### PROBLEM
Among the lines below, list those containing the string "Henry".

== DATA FOR THE TASK

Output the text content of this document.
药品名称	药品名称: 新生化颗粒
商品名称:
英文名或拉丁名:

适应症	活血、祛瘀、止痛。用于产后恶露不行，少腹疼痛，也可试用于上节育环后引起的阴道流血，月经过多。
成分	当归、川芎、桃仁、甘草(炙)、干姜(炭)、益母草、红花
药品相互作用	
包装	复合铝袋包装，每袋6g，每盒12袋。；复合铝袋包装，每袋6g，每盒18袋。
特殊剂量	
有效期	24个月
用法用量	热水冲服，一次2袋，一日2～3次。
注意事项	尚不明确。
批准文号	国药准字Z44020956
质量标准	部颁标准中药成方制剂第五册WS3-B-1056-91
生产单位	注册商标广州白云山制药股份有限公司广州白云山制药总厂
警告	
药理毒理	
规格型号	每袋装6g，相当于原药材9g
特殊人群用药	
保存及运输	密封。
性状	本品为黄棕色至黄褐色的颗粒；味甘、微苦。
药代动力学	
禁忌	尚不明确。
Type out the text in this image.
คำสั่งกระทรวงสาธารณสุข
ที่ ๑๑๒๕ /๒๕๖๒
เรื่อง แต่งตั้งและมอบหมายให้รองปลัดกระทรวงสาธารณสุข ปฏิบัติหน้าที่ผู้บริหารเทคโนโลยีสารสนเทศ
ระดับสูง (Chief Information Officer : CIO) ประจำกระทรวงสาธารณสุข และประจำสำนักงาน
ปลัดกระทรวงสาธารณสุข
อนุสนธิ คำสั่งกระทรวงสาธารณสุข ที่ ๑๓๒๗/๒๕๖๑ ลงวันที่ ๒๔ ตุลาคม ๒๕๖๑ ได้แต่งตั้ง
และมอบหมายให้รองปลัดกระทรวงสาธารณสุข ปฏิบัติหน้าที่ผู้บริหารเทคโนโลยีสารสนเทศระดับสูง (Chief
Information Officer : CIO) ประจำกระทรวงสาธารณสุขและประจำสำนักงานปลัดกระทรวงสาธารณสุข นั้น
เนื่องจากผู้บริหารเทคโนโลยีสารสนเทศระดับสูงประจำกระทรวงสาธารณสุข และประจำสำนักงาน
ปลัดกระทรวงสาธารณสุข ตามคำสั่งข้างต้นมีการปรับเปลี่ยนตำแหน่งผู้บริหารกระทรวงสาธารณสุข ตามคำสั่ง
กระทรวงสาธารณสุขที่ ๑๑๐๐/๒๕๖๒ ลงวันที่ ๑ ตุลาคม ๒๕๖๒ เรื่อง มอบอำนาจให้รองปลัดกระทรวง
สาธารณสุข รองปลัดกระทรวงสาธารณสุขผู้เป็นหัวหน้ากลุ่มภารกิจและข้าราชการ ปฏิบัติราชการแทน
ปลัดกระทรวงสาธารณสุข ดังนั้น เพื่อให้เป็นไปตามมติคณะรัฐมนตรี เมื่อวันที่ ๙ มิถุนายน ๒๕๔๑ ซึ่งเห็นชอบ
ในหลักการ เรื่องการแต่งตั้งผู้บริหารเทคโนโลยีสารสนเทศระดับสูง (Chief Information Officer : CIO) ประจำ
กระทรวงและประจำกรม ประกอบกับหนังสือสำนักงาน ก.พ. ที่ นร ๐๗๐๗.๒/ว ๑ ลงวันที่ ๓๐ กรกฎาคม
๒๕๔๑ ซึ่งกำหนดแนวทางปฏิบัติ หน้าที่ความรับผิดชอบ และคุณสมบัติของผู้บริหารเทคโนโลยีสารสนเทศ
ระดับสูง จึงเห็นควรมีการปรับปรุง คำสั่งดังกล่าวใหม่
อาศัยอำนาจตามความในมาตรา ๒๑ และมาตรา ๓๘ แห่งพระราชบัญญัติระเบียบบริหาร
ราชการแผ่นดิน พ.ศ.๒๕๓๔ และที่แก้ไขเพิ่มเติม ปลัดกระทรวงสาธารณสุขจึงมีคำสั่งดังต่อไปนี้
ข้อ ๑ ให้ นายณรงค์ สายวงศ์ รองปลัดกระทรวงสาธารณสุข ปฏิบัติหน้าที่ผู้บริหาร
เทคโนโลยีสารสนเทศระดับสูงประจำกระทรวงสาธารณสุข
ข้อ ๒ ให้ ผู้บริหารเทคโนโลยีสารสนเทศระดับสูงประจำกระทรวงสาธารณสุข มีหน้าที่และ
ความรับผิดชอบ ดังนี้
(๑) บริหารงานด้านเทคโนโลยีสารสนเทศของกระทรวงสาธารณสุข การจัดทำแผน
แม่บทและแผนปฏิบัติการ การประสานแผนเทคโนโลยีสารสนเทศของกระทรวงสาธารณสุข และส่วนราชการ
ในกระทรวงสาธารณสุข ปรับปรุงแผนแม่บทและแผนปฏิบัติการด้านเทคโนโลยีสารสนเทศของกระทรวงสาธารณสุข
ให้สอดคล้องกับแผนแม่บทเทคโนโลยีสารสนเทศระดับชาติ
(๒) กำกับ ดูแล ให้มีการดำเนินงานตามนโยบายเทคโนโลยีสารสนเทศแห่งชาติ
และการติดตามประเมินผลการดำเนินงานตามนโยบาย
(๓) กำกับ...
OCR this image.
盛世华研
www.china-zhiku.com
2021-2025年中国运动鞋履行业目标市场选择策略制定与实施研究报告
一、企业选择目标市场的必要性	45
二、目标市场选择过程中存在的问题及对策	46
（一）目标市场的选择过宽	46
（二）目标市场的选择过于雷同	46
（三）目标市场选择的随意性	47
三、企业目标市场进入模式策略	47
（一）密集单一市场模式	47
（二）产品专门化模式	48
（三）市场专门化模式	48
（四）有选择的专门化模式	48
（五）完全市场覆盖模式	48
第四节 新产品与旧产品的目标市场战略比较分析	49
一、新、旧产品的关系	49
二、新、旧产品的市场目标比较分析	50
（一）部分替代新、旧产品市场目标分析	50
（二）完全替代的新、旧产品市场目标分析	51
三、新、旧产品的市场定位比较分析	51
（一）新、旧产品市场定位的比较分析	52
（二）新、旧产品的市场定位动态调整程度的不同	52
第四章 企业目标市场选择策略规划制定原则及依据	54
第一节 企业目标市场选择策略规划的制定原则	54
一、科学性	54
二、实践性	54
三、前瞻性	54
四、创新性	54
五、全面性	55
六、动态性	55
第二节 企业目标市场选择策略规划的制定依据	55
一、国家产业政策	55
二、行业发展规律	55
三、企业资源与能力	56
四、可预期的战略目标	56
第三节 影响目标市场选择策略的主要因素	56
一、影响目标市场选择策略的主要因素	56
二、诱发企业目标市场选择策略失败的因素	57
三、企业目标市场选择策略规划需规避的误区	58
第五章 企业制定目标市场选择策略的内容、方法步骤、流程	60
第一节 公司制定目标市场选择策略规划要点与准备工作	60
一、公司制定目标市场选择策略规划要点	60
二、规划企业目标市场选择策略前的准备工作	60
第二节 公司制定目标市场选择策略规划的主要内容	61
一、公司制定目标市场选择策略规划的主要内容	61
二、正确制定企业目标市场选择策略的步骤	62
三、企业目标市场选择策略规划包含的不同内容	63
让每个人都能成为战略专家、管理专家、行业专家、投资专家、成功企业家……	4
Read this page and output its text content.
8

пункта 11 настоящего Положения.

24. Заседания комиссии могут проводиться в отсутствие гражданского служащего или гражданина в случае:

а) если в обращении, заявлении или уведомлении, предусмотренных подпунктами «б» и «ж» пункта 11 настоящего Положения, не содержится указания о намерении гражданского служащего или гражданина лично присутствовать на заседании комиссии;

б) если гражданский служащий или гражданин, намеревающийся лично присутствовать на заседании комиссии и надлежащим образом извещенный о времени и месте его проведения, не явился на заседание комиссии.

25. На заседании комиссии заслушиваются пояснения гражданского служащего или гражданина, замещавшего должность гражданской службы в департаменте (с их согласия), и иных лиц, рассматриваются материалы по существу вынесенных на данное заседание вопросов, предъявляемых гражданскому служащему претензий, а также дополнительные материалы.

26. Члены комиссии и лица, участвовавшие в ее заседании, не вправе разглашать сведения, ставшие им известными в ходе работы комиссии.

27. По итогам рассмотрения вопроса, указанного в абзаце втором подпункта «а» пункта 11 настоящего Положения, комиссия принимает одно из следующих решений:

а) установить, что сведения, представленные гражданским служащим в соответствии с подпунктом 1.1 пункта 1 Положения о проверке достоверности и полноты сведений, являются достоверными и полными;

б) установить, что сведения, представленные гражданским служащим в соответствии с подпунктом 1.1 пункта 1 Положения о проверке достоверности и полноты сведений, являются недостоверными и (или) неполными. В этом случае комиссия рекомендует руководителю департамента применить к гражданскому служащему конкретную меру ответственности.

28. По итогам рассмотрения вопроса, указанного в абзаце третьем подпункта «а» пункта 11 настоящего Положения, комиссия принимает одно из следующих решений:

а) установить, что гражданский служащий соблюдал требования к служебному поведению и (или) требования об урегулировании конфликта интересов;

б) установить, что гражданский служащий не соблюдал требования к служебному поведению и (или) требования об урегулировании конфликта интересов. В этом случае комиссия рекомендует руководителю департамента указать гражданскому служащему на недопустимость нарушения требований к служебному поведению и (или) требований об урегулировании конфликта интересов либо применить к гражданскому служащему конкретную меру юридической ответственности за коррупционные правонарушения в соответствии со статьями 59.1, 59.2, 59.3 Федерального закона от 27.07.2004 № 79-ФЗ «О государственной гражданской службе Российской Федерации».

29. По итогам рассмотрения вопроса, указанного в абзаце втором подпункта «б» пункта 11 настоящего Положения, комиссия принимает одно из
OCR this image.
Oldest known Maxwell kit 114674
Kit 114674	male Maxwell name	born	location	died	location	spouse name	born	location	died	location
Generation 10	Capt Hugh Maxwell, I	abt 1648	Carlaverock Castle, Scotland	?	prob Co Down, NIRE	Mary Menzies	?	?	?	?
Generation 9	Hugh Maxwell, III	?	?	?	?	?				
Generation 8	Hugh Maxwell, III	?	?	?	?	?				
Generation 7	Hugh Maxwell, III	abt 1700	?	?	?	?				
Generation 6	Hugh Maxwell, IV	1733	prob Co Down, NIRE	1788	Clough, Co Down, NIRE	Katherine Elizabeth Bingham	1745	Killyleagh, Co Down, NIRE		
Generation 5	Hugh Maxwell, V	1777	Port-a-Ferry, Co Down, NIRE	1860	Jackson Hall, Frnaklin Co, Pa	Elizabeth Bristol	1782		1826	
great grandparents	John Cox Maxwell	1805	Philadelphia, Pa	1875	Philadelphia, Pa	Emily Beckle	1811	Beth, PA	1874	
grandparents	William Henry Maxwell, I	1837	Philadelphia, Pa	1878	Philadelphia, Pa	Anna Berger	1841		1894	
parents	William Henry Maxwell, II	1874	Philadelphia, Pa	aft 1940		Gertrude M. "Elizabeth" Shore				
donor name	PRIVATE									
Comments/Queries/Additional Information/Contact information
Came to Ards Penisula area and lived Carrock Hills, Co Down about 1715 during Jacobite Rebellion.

====

### EXERCISE SOLUTION
grandparents	William Henry Maxwell, I	1837	Philadelphia, Pa	1878	Philadelphia, Pa	Anna Berger	1841		1894	
parents	William Henry Maxwell, II	1874	Philadelphia, Pa	aft 1940		Gertrude M. "Elizabeth" Shore				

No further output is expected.